- _EXTRACTED ENTRIES_:
* START *

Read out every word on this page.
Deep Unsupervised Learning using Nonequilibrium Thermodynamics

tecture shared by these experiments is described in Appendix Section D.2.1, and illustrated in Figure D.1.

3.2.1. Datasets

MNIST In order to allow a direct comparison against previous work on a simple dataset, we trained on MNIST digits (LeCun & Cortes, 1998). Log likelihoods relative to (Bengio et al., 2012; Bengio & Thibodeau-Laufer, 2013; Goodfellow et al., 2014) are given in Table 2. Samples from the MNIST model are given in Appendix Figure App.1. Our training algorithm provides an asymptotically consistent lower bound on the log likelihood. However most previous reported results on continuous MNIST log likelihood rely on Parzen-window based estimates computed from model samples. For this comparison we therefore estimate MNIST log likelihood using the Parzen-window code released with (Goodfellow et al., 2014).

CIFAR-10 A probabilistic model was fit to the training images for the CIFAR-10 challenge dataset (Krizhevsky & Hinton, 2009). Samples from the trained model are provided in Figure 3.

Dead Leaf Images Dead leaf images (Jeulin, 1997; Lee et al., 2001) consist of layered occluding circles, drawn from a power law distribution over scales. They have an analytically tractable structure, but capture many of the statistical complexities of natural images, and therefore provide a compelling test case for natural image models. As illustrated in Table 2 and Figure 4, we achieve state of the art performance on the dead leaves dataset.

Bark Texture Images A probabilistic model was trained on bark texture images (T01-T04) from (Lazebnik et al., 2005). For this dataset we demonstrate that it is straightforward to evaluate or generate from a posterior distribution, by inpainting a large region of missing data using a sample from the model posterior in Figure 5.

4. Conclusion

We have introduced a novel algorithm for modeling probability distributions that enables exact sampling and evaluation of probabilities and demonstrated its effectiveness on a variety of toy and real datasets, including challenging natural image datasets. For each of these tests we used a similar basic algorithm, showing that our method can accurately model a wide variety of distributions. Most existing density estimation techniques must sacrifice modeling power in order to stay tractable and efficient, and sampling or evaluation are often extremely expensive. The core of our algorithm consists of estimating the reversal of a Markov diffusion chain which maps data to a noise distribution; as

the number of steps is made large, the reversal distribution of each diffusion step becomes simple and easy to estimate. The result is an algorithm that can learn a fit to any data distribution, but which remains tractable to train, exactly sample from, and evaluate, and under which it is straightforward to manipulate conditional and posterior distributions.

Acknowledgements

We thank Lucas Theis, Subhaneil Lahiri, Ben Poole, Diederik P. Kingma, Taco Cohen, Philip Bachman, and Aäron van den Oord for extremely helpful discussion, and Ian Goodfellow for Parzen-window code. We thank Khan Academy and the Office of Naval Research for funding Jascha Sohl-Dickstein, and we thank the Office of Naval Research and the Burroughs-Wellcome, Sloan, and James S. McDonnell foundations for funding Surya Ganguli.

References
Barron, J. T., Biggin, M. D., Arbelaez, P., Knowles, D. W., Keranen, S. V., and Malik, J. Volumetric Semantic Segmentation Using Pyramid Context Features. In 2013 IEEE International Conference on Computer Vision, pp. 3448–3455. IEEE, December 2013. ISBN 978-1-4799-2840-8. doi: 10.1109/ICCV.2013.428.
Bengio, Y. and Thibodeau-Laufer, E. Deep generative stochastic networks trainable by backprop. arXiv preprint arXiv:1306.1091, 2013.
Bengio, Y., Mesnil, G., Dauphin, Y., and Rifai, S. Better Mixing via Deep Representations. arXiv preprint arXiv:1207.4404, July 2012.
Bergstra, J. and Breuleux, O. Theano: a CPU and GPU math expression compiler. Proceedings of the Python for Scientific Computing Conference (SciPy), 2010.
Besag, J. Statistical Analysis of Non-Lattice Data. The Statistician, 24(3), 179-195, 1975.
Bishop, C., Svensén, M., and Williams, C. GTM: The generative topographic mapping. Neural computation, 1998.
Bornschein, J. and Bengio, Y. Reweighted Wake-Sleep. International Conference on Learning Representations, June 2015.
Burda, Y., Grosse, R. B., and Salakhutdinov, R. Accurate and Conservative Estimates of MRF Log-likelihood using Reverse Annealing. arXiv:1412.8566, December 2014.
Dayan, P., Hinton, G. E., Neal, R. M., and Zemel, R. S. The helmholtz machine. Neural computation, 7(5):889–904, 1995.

* END *

- _SET TASK_: Extract the listing in its entirety, matching it exactly.

- _THE COMPLETED TASK_:
Read out every word on this page.
Deep Unsupervised Learning using Nonequilibrium Thermodynamics

tecture shared by these experiments is described in Appendix Section D.2.1, and illustrated in Figure D.1.

3.2.1. Datasets

MNIST In order to allow a direct comparison against previous work on a simple dataset, we trained on MNIST digits (LeCun & Cortes, 1998). Log likelihoods relative to (Bengio et al., 2012; Bengio & Thibodeau-Laufer, 2013; Goodfellow et al., 2014) are given in Table 2. Samples from the MNIST model are given in Appendix Figure App.1. Our training algorithm provides an asymptotically consistent lower bound on the log likelihood. However most previous reported results on continuous MNIST log likelihood rely on Parzen-window based estimates computed from model samples. For this comparison we therefore estimate MNIST log likelihood using the Parzen-window code released with (Goodfellow et al., 2014).

CIFAR-10 A probabilistic model was fit to the training images for the CIFAR-10 challenge dataset (Krizhevsky & Hinton, 2009). Samples from the trained model are provided in Figure 3.

Dead Leaf Images Dead leaf images (Jeulin, 1997; Lee et al., 2001) consist of layered occluding circles, drawn from a power law distribution over scales. They have an analytically tractable structure, but capture many of the statistical complexities of natural images, and therefore provide a compelling test case for natural image models. As illustrated in Table 2 and Figure 4, we achieve state of the art performance on the dead leaves dataset.

Bark Texture Images A probabilistic model was trained on bark texture images (T01-T04) from (Lazebnik et al., 2005). For this dataset we demonstrate that it is straightforward to evaluate or generate from a posterior distribution, by inpainting a large region of missing data using a sample from the model posterior in Figure 5.

4. Conclusion

We have introduced a novel algorithm for modeling probability distributions that enables exact sampling and evaluation of probabilities and demonstrated its effectiveness on a variety of toy and real datasets, including challenging natural image datasets. For each of these tests we used a similar basic algorithm, showing that our method can accurately model a wide variety of distributions. Most existing density estimation techniques must sacrifice modeling power in order to stay tractable and efficient, and sampling or evaluation are often extremely expensive. The core of our algorithm consists of estimating the reversal of a Markov diffusion chain which maps data to a noise distribution; as

the number of steps is made large, the reversal distribution of each diffusion step becomes simple and easy to estimate. The result is an algorithm that can learn a fit to any data distribution, but which remains tractable to train, exactly sample from, and evaluate, and under which it is straightforward to manipulate conditional and posterior distributions.

Acknowledgements

We thank Lucas Theis, Subhaneil Lahiri, Ben Poole, Diederik P. Kingma, Taco Cohen, Philip Bachman, and Aäron van den Oord for extremely helpful discussion, and Ian Goodfellow for Parzen-window code. We thank Khan Academy and the Office of Naval Research for funding Jascha Sohl-Dickstein, and we thank the Office of Naval Research and the Burroughs-Wellcome, Sloan, and James S. McDonnell foundations for funding Surya Ganguli.

References
Barron, J. T., Biggin, M. D., Arbelaez, P., Knowles, D. W., Keranen, S. V., and Malik, J. Volumetric Semantic Segmentation Using Pyramid Context Features. In 2013 IEEE International Conference on Computer Vision, pp. 3448–3455. IEEE, December 2013. ISBN 978-1-4799-2840-8. doi: 10.1109/ICCV.2013.428.
Bengio, Y. and Thibodeau-Laufer, E. Deep generative stochastic networks trainable by backprop. arXiv preprint arXiv:1306.1091, 2013.
Bengio, Y., Mesnil, G., Dauphin, Y., and Rifai, S. Better Mixing via Deep Representations. arXiv preprint arXiv:1207.4404, July 2012.
Bergstra, J. and Breuleux, O. Theano: a CPU and GPU math expression compiler. Proceedings of the Python for Scientific Computing Conference (SciPy), 2010.
Besag, J. Statistical Analysis of Non-Lattice Data. The Statistician, 24(3), 179-195, 1975.
Bishop, C., Svensén, M., and Williams, C. GTM: The generative topographic mapping. Neural computation, 1998.
Bornschein, J. and Bengio, Y. Reweighted Wake-Sleep. International Conference on Learning Representations, June 2015.
Burda, Y., Grosse, R. B., and Salakhutdinov, R. Accurate and Conservative Estimates of MRF Log-likelihood using Reverse Annealing. arXiv:1412.8566, December 2014.
Dayan, P., Hinton, G. E., Neal, R. M., and Zemel, R. S. The helmholtz machine. Neural computation, 7(5):889–904, 1995.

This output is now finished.